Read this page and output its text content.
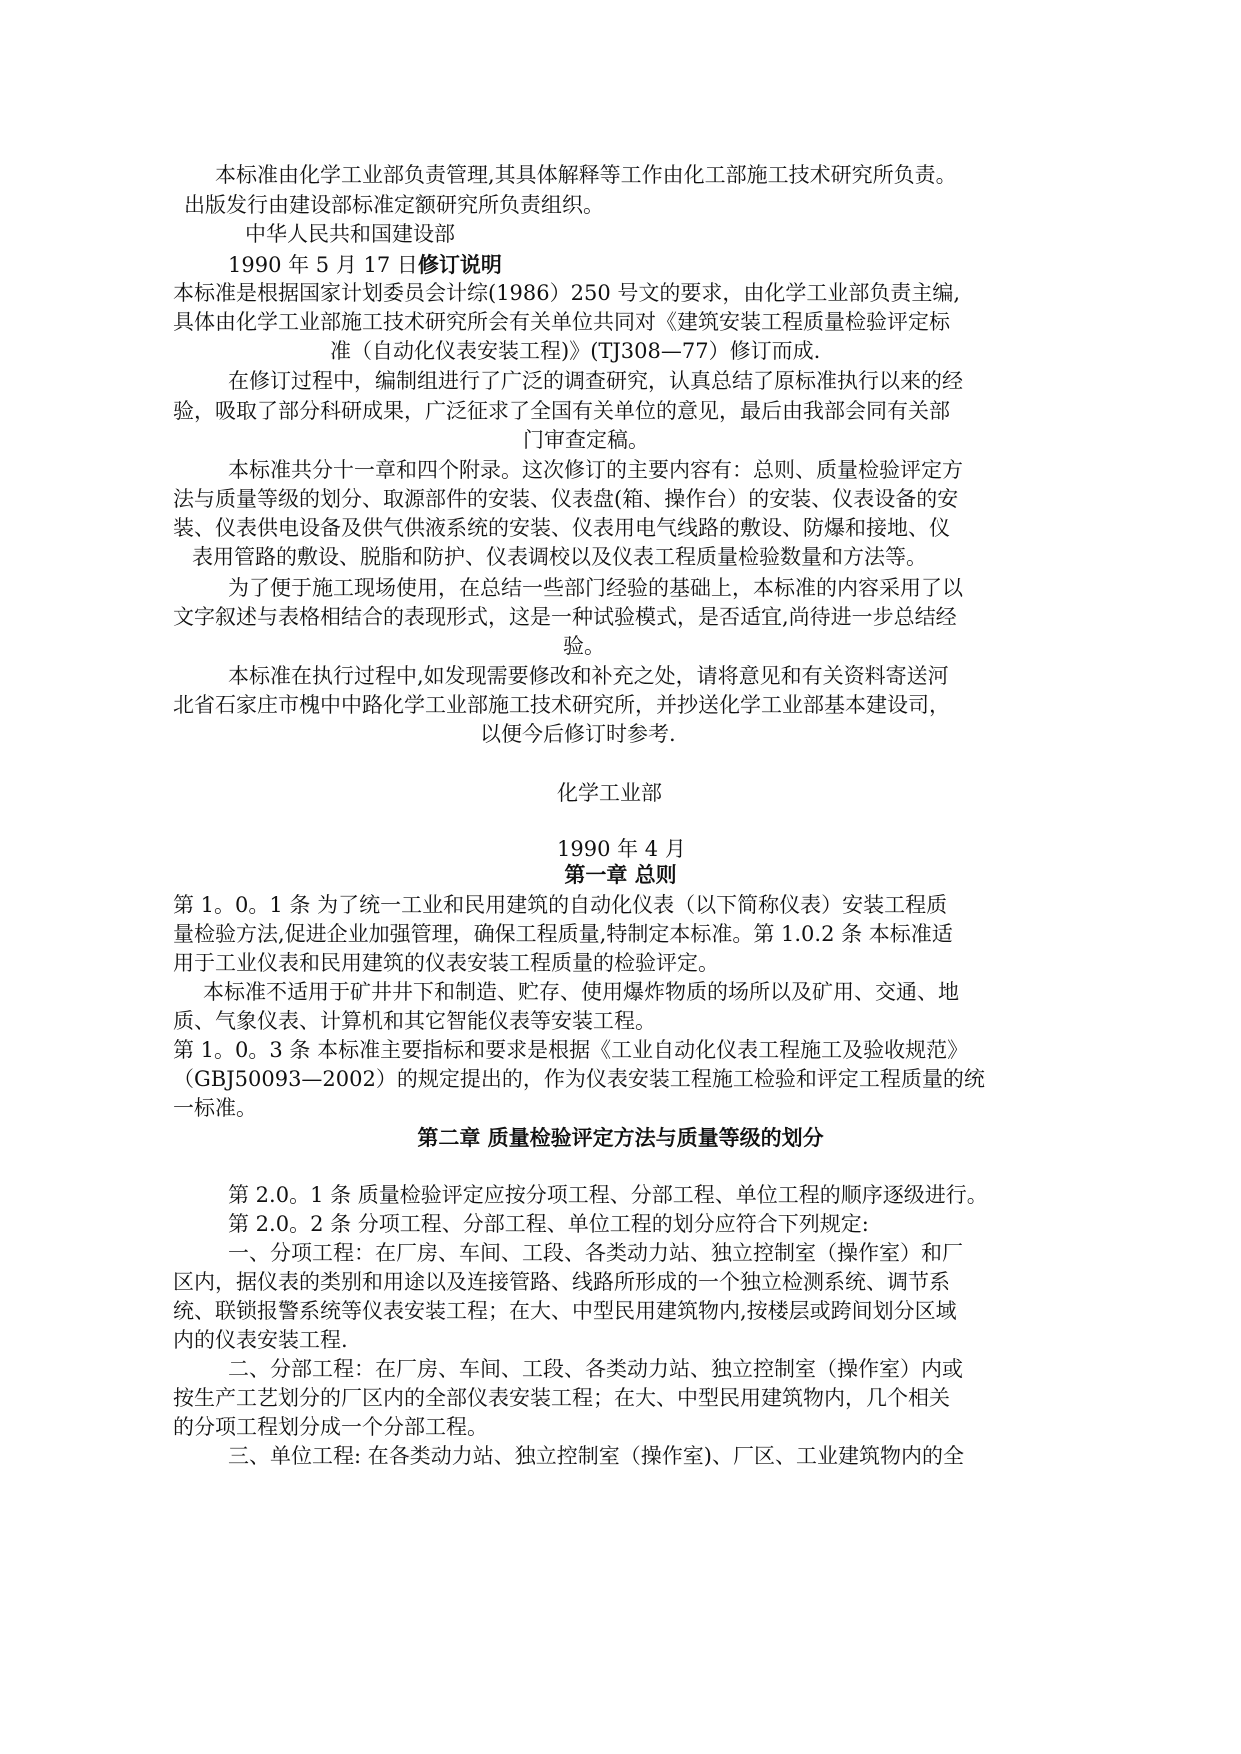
本标准由化学工业部负责管理,其具体解释等工作由化工部施工技术研究所负责。
出版发行由建设部标准定额研究所负责组织。
中华人民共和国建设部
1990 年 5 月 17 日修订说明
本标准是根据国家计划委员会计综(1986）250 号文的要求，由化学工业部负责主编,
具体由化学工业部施工技术研究所会有关单位共同对《建筑安装工程质量检验评定标
准（自动化仪表安装工程)》(TJ308—77）修订而成.
在修订过程中，编制组进行了广泛的调查研究，认真总结了原标准执行以来的经
验，吸取了部分科研成果，广泛征求了全国有关单位的意见，最后由我部会同有关部
门审查定稿。
本标准共分十一章和四个附录。这次修订的主要内容有：总则、质量检验评定方
法与质量等级的划分、取源部件的安装、仪表盘(箱、操作台）的安装、仪表设备的安
装、仪表供电设备及供气供液系统的安装、仪表用电气线路的敷设、防爆和接地、仪
表用管路的敷设、脱脂和防护、仪表调校以及仪表工程质量检验数量和方法等。
为了便于施工现场使用，在总结一些部门经验的基础上，本标准的内容采用了以
文字叙述与表格相结合的表现形式，这是一种试验模式，是否适宜,尚待进一步总结经
验。
本标准在执行过程中,如发现需要修改和补充之处，请将意见和有关资料寄送河
北省石家庄市槐中中路化学工业部施工技术研究所，并抄送化学工业部基本建设司，
以便今后修订时参考.
化学工业部
1990 年 4 月
第一章 总则
第 1。0。1 条 为了统一工业和民用建筑的自动化仪表（以下简称仪表）安装工程质
量检验方法,促进企业加强管理，确保工程质量,特制定本标准。第 1.0.2 条 本标准适
用于工业仪表和民用建筑的仪表安装工程质量的检验评定。
本标准不适用于矿井井下和制造、贮存、使用爆炸物质的场所以及矿用、交通、地
质、气象仪表、计算机和其它智能仪表等安装工程。
第 1。0。3 条 本标准主要指标和要求是根据《工业自动化仪表工程施工及验收规范》
（GBJ50093—2002）的规定提出的，作为仪表安装工程施工检验和评定工程质量的统
一标准。
第二章 质量检验评定方法与质量等级的划分
第 2.0。1 条 质量检验评定应按分项工程、分部工程、单位工程的顺序逐级进行。
第 2.0。2 条 分项工程、分部工程、单位工程的划分应符合下列规定:
一、分项工程：在厂房、车间、工段、各类动力站、独立控制室（操作室）和厂
区内，据仪表的类别和用途以及连接管路、线路所形成的一个独立检测系统、调节系
统、联锁报警系统等仪表安装工程；在大、中型民用建筑物内,按楼层或跨间划分区域
内的仪表安装工程.
二、分部工程：在厂房、车间、工段、各类动力站、独立控制室（操作室）内或
按生产工艺划分的厂区内的全部仪表安装工程；在大、中型民用建筑物内，几个相关
的分项工程划分成一个分部工程。
三、单位工程: 在各类动力站、独立控制室（操作室)、厂区、工业建筑物内的全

_ _ _ _ _ _ _

→ Task brief:
Quote the material word for word, dropping any images it holds.

→ Written solution:
Read this page and output its text content.
本标准由化学工业部负责管理,其具体解释等工作由化工部施工技术研究所负责。
出版发行由建设部标准定额研究所负责组织。
中华人民共和国建设部
1990 年 5 月 17 日修订说明
本标准是根据国家计划委员会计综(1986）250 号文的要求，由化学工业部负责主编,
具体由化学工业部施工技术研究所会有关单位共同对《建筑安装工程质量检验评定标
准（自动化仪表安装工程)》(TJ308—77）修订而成.
在修订过程中，编制组进行了广泛的调查研究，认真总结了原标准执行以来的经
验，吸取了部分科研成果，广泛征求了全国有关单位的意见，最后由我部会同有关部
门审查定稿。
本标准共分十一章和四个附录。这次修订的主要内容有：总则、质量检验评定方
法与质量等级的划分、取源部件的安装、仪表盘(箱、操作台）的安装、仪表设备的安
装、仪表供电设备及供气供液系统的安装、仪表用电气线路的敷设、防爆和接地、仪
表用管路的敷设、脱脂和防护、仪表调校以及仪表工程质量检验数量和方法等。
为了便于施工现场使用，在总结一些部门经验的基础上，本标准的内容采用了以
文字叙述与表格相结合的表现形式，这是一种试验模式，是否适宜,尚待进一步总结经
验。
本标准在执行过程中,如发现需要修改和补充之处，请将意见和有关资料寄送河
北省石家庄市槐中中路化学工业部施工技术研究所，并抄送化学工业部基本建设司，
以便今后修订时参考.
化学工业部
1990 年 4 月
第一章 总则
第 1。0。1 条 为了统一工业和民用建筑的自动化仪表（以下简称仪表）安装工程质
量检验方法,促进企业加强管理，确保工程质量,特制定本标准。第 1.0.2 条 本标准适
用于工业仪表和民用建筑的仪表安装工程质量的检验评定。
本标准不适用于矿井井下和制造、贮存、使用爆炸物质的场所以及矿用、交通、地
质、气象仪表、计算机和其它智能仪表等安装工程。
第 1。0。3 条 本标准主要指标和要求是根据《工业自动化仪表工程施工及验收规范》
（GBJ50093—2002）的规定提出的，作为仪表安装工程施工检验和评定工程质量的统
一标准。
第二章 质量检验评定方法与质量等级的划分
第 2.0。1 条 质量检验评定应按分项工程、分部工程、单位工程的顺序逐级进行。
第 2.0。2 条 分项工程、分部工程、单位工程的划分应符合下列规定:
一、分项工程：在厂房、车间、工段、各类动力站、独立控制室（操作室）和厂
区内，据仪表的类别和用途以及连接管路、线路所形成的一个独立检测系统、调节系
统、联锁报警系统等仪表安装工程；在大、中型民用建筑物内,按楼层或跨间划分区域
内的仪表安装工程.
二、分部工程：在厂房、车间、工段、各类动力站、独立控制室（操作室）内或
按生产工艺划分的厂区内的全部仪表安装工程；在大、中型民用建筑物内，几个相关
的分项工程划分成一个分部工程。
三、单位工程: 在各类动力站、独立控制室（操作室)、厂区、工业建筑物内的全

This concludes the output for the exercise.